(Short task) Which lines hold the word "name"? Copy each of them.

(Records supplied)
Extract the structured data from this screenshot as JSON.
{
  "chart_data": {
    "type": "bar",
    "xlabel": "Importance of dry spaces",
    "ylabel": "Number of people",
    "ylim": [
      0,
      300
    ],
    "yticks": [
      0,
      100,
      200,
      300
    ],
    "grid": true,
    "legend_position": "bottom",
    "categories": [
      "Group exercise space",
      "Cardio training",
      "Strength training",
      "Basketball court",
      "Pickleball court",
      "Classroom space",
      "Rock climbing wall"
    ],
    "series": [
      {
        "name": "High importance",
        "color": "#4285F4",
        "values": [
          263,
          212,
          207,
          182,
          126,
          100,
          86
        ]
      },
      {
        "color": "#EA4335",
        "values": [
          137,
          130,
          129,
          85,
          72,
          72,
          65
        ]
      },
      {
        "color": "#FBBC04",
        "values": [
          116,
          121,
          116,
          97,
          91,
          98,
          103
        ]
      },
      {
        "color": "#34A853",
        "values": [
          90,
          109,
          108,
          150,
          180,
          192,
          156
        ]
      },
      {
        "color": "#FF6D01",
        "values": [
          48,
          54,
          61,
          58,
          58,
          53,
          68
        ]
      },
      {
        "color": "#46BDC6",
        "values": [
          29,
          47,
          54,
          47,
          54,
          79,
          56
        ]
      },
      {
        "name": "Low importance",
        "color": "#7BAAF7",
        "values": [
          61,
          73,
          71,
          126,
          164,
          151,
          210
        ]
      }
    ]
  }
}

(The output)
        "name": "High importance",
        "name": "Low importance",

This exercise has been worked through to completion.